Exact repetition is required: output every record in full.
———
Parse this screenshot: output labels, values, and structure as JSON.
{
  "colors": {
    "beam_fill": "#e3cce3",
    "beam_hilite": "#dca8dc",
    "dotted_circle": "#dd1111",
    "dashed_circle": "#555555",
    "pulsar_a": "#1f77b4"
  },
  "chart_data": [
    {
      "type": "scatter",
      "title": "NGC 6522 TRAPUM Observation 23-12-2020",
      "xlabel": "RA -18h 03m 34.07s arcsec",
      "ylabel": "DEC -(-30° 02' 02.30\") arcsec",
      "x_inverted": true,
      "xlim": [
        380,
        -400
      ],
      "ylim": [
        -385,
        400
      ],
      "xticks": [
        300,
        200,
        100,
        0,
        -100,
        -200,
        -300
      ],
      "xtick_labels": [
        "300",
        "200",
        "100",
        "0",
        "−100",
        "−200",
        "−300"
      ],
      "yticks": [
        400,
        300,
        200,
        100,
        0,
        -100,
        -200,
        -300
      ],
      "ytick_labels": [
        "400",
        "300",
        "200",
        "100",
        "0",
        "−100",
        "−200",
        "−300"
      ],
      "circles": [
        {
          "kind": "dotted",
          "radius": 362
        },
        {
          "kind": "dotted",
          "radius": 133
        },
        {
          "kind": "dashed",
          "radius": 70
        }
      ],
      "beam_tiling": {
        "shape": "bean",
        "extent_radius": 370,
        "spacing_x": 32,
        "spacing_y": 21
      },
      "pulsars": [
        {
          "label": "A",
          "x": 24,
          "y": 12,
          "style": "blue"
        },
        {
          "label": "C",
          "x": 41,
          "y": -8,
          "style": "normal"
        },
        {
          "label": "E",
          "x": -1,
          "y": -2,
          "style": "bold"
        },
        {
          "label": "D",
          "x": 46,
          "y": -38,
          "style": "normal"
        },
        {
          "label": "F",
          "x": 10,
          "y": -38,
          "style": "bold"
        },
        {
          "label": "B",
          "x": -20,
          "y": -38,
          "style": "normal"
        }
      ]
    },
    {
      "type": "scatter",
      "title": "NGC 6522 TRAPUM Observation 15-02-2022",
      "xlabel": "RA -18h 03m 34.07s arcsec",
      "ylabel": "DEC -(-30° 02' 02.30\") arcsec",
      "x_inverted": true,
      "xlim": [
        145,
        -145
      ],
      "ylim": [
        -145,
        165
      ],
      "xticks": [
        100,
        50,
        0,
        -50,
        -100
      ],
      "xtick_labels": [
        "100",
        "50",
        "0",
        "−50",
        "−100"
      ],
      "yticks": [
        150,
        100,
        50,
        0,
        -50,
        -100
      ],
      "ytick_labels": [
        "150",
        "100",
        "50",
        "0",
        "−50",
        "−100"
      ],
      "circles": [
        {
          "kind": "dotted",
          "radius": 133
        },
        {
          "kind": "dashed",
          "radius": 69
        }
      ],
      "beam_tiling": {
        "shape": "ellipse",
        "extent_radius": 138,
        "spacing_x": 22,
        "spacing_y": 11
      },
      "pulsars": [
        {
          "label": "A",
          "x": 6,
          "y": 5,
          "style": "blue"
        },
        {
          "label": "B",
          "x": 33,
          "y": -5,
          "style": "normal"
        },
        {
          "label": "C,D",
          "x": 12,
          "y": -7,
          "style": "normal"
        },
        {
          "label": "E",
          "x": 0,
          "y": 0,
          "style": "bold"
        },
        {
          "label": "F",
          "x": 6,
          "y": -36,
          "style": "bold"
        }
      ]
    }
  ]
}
———
### Result for this exercise
Parse this screenshot: output labels, values, and structure as JSON.
{
  "colors": {
    "beam_fill": "#e3cce3",
    "beam_hilite": "#dca8dc",
    "dotted_circle": "#dd1111",
    "dashed_circle": "#555555",
    "pulsar_a": "#1f77b4"
  },
  "chart_data": [
    {
      "type": "scatter",
      "title": "NGC 6522 TRAPUM Observation 23-12-2020",
      "xlabel": "RA -18h 03m 34.07s arcsec",
      "ylabel": "DEC -(-30° 02' 02.30\") arcsec",
      "x_inverted": true,
      "xlim": [
        380,
        -400
      ],
      "ylim": [
        -385,
        400
      ],
      "xticks": [
        300,
        200,
        100,
        0,
        -100,
        -200,
        -300
      ],
      "xtick_labels": [
        "300",
        "200",
        "100",
        "0",
        "−100",
        "−200",
        "−300"
      ],
      "yticks": [
        400,
        300,
        200,
        100,
        0,
        -100,
        -200,
        -300
      ],
      "ytick_labels": [
        "400",
        "300",
        "200",
        "100",
        "0",
        "−100",
        "−200",
        "−300"
      ],
      "circles": [
        {
          "kind": "dotted",
          "radius": 362
        },
        {
          "kind": "dotted",
          "radius": 133
        },
        {
          "kind": "dashed",
          "radius": 70
        }
      ],
      "beam_tiling": {
        "shape": "bean",
        "extent_radius": 370,
        "spacing_x": 32,
        "spacing_y": 21
      },
      "pulsars": [
        {
          "label": "A",
          "x": 24,
          "y": 12,
          "style": "blue"
        },
        {
          "label": "C",
          "x": 41,
          "y": -8,
          "style": "normal"
        },
        {
          "label": "E",
          "x": -1,
          "y": -2,
          "style": "bold"
        },
        {
          "label": "D",
          "x": 46,
          "y": -38,
          "style": "normal"
        },
        {
          "label": "F",
          "x": 10,
          "y": -38,
          "style": "bold"
        },
        {
          "label": "B",
          "x": -20,
          "y": -38,
          "style": "normal"
        }
      ]
    },
    {
      "type": "scatter",
      "title": "NGC 6522 TRAPUM Observation 15-02-2022",
      "xlabel": "RA -18h 03m 34.07s arcsec",
      "ylabel": "DEC -(-30° 02' 02.30\") arcsec",
      "x_inverted": true,
      "xlim": [
        145,
        -145
      ],
      "ylim": [
        -145,
        165
      ],
      "xticks": [
        100,
        50,
        0,
        -50,
        -100
      ],
      "xtick_labels": [
        "100",
        "50",
        "0",
        "−50",
        "−100"
      ],
      "yticks": [
        150,
        100,
        50,
        0,
        -50,
        -100
      ],
      "ytick_labels": [
        "150",
        "100",
        "50",
        "0",
        "−50",
        "−100"
      ],
      "circles": [
        {
          "kind": "dotted",
          "radius": 133
        },
        {
          "kind": "dashed",
          "radius": 69
        }
      ],
      "beam_tiling": {
        "shape": "ellipse",
        "extent_radius": 138,
        "spacing_x": 22,
        "spacing_y": 11
      },
      "pulsars": [
        {
          "label": "A",
          "x": 6,
          "y": 5,
          "style": "blue"
        },
        {
          "label": "B",
          "x": 33,
          "y": -5,
          "style": "normal"
        },
        {
          "label": "C,D",
          "x": 12,
          "y": -7,
          "style": "normal"
        },
        {
          "label": "E",
          "x": 0,
          "y": 0,
          "style": "bold"
        },
        {
          "label": "F",
          "x": 6,
          "y": -36,
          "style": "bold"
        }
      ]
    }
  ]
}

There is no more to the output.